** Start of Data lines **
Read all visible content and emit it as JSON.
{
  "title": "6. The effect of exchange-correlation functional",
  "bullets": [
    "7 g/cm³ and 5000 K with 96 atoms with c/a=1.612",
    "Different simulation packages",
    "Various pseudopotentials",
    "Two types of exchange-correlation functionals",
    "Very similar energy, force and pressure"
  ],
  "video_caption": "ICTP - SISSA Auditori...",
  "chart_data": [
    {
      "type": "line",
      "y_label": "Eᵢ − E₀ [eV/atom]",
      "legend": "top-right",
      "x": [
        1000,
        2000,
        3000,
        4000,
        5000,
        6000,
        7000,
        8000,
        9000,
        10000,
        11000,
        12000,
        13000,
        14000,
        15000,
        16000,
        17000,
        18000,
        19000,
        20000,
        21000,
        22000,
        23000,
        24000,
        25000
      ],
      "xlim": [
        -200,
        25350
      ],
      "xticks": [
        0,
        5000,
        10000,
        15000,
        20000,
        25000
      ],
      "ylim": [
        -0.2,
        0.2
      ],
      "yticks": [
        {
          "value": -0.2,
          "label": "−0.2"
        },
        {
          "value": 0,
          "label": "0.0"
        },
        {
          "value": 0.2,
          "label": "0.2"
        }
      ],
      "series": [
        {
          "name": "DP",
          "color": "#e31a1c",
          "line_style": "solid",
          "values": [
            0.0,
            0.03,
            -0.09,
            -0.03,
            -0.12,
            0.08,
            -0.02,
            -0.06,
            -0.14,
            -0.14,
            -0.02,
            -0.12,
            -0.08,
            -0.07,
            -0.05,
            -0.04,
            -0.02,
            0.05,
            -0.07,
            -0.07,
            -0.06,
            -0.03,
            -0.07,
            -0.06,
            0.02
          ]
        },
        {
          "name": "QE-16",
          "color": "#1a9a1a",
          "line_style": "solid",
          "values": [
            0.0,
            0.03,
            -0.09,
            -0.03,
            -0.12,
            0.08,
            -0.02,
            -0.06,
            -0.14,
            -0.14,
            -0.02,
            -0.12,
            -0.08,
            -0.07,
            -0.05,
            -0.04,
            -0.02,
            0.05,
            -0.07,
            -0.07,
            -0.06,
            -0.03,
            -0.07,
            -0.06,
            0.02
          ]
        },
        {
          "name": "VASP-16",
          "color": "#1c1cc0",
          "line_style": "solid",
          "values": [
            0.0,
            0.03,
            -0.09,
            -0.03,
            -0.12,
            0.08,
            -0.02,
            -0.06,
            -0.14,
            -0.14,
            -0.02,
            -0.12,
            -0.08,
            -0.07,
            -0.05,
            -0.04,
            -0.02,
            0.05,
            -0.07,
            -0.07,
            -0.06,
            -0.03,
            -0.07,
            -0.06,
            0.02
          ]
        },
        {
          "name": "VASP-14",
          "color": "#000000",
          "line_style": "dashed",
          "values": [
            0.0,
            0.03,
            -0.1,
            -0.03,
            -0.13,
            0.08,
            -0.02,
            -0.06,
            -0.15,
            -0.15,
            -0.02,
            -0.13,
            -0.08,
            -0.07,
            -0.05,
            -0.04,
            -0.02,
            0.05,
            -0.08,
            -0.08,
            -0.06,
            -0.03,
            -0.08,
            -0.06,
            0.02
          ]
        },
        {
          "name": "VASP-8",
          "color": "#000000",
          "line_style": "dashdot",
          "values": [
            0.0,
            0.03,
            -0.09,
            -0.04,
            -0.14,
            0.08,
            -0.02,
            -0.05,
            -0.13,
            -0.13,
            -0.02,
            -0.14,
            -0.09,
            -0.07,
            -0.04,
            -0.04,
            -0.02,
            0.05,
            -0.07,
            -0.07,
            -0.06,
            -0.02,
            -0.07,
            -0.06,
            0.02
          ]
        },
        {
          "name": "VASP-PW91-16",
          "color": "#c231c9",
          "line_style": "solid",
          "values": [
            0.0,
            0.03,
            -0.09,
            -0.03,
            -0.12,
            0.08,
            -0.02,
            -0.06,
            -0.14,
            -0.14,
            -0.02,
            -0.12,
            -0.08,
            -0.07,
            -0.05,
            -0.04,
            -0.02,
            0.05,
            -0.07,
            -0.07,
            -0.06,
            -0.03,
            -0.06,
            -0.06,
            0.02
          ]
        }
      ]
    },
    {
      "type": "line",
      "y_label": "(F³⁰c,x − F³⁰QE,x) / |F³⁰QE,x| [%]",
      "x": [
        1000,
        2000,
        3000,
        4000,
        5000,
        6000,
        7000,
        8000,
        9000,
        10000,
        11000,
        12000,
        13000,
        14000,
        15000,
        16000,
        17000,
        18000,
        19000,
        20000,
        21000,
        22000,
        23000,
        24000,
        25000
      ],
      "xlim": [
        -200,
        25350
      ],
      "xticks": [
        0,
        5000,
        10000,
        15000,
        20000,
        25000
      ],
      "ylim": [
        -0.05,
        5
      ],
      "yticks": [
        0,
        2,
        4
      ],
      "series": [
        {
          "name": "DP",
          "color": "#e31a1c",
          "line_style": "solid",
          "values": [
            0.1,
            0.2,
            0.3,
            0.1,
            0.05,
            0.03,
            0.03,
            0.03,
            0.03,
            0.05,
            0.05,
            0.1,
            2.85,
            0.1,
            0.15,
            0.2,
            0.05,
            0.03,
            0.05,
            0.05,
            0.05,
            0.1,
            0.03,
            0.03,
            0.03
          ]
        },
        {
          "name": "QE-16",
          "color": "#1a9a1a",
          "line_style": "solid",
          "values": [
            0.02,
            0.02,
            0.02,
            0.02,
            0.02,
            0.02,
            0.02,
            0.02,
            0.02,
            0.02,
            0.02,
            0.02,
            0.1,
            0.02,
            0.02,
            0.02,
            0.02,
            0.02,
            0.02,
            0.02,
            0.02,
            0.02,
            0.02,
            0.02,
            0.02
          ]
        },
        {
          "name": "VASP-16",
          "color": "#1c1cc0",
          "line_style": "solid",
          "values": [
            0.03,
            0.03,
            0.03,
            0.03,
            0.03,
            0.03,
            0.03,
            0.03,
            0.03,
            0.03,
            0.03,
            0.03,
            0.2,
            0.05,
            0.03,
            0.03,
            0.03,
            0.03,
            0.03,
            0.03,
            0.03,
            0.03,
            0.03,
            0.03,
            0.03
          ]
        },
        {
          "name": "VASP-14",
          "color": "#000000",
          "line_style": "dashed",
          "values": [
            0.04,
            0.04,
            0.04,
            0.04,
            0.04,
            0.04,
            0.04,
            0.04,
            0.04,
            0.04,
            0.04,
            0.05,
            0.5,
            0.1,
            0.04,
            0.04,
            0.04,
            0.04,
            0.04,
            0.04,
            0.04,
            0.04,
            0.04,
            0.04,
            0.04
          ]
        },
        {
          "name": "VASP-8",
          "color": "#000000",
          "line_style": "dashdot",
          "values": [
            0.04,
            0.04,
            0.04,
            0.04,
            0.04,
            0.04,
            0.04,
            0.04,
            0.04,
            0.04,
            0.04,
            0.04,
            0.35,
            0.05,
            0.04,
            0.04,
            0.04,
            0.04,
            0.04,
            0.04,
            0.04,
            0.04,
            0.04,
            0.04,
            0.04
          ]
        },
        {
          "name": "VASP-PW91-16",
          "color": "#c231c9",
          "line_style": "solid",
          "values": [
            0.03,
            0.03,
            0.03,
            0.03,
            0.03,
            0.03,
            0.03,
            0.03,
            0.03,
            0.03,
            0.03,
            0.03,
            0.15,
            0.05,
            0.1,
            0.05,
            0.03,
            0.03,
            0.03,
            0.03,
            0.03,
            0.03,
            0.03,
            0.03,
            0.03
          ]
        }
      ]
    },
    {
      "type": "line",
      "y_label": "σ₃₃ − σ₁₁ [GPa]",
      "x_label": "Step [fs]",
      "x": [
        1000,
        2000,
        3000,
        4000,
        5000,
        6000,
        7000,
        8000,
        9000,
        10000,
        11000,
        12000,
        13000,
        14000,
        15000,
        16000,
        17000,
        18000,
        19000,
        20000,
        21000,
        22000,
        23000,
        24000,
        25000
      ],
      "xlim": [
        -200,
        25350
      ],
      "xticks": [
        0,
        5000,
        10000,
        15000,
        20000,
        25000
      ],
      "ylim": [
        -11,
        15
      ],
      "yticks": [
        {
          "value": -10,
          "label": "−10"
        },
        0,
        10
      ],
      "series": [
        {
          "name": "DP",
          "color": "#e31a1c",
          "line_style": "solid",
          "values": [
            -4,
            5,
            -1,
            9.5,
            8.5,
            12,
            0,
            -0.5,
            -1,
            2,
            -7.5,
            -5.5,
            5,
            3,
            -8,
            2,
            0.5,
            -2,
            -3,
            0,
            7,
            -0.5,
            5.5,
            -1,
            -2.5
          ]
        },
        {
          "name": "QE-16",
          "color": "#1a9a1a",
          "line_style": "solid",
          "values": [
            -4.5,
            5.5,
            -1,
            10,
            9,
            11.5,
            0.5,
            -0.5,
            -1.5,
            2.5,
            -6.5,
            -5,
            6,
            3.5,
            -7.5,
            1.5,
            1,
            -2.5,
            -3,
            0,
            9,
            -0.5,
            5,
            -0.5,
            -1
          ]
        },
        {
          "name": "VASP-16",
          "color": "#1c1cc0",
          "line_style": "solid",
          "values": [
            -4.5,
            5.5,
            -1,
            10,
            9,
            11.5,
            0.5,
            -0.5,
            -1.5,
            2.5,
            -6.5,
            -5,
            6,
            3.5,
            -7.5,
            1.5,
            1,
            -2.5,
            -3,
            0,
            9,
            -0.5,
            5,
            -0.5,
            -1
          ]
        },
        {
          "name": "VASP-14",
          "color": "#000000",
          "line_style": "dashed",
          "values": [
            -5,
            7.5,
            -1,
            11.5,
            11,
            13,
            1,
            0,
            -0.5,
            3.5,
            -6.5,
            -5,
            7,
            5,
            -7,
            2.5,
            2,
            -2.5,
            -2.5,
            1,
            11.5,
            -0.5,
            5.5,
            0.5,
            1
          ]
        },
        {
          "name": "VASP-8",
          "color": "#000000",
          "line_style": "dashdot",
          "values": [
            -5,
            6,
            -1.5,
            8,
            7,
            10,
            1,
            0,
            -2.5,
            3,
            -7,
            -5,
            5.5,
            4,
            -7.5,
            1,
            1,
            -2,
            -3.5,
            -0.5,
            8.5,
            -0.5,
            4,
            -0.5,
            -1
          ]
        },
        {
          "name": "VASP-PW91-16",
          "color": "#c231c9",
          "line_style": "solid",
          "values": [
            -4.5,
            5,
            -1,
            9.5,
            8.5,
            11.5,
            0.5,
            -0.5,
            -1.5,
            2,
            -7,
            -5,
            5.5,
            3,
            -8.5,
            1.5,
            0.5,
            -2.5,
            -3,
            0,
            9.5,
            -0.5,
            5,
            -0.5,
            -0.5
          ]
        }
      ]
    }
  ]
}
** End of Data lines **
** Start of Data lines **
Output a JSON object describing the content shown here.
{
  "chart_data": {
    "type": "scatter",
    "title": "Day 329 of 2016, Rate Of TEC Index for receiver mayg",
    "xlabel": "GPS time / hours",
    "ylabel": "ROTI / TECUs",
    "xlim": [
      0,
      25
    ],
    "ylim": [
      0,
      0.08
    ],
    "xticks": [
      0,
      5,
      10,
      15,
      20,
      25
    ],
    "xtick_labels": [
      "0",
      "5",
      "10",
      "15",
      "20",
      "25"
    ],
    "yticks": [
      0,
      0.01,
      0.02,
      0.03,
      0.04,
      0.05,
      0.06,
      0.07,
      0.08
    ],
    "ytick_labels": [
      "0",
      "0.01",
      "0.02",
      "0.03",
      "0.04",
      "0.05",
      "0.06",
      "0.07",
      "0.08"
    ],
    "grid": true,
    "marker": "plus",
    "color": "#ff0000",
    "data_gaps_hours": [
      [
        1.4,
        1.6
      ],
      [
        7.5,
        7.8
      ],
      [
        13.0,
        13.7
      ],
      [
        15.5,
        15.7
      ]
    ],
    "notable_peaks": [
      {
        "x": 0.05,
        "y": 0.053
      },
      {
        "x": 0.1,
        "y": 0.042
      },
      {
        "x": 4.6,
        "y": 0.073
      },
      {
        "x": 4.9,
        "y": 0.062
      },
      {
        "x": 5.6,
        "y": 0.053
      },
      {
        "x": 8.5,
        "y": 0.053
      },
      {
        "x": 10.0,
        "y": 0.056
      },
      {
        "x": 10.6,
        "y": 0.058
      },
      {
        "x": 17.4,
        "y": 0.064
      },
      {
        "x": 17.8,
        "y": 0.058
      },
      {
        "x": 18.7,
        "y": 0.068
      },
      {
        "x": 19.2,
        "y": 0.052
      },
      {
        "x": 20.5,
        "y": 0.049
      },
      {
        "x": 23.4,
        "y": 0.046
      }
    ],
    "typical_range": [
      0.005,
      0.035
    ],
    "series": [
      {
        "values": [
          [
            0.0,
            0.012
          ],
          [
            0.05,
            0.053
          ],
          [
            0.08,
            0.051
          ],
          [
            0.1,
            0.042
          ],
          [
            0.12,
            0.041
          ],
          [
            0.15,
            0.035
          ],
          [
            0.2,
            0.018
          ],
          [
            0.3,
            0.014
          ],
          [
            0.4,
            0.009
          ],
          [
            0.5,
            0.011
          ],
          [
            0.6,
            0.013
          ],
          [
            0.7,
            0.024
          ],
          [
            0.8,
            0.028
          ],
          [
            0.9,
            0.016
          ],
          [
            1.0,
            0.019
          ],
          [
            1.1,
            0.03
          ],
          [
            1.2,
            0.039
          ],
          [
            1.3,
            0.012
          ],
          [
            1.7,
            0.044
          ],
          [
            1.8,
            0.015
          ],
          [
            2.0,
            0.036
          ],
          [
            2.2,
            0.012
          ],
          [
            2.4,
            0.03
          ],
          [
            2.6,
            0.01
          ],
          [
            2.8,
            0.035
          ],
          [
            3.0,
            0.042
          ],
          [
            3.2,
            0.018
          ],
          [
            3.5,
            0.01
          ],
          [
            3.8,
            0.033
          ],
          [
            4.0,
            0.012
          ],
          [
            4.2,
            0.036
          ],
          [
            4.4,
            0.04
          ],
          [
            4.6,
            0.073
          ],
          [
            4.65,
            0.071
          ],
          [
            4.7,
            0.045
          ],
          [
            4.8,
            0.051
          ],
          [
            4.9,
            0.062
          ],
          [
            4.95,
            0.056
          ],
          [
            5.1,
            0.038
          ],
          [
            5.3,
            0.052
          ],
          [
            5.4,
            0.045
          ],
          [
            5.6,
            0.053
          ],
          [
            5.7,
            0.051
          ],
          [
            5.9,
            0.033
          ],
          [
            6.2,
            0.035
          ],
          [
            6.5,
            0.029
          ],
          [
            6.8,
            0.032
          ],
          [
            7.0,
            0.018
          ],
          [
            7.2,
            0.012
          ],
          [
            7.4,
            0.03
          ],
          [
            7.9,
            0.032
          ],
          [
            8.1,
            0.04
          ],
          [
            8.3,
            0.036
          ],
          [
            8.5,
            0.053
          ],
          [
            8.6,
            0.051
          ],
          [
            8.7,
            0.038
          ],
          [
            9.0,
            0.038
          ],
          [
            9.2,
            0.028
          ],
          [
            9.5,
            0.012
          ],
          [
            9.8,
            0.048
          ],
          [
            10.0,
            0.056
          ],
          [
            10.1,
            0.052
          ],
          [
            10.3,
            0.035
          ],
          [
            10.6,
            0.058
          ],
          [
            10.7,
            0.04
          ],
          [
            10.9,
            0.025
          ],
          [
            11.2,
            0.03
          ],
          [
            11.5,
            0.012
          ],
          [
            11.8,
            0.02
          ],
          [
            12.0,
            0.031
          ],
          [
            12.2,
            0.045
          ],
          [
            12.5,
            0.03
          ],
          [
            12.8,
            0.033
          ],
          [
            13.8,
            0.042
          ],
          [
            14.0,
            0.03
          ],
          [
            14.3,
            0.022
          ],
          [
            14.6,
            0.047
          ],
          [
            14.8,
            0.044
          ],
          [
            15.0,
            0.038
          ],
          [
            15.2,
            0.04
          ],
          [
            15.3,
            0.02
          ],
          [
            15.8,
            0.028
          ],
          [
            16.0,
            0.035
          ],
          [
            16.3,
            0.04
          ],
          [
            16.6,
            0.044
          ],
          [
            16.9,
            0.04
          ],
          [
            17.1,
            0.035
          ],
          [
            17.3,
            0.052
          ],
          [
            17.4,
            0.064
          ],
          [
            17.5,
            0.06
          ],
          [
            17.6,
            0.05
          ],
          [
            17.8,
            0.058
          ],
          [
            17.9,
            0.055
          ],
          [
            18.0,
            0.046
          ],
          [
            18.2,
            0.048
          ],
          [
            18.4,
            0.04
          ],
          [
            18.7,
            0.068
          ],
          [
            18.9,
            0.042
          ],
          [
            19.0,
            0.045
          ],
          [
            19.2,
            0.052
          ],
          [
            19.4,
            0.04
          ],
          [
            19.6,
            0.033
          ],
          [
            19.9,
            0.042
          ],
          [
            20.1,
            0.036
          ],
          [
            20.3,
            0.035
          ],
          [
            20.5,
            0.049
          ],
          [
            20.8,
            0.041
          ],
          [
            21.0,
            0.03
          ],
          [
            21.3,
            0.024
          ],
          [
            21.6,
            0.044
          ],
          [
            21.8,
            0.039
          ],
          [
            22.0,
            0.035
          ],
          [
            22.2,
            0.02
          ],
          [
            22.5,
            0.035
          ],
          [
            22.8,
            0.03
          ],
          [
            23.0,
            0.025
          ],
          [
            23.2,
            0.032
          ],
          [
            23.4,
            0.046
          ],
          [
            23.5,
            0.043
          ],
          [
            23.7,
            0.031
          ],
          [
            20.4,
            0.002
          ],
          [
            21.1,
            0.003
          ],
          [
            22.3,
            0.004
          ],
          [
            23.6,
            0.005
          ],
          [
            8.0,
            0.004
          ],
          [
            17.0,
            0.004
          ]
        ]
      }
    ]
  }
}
** End of Data lines **
The word "content" may appear on some lines. Report how many lines hold it, giving the number alone.

2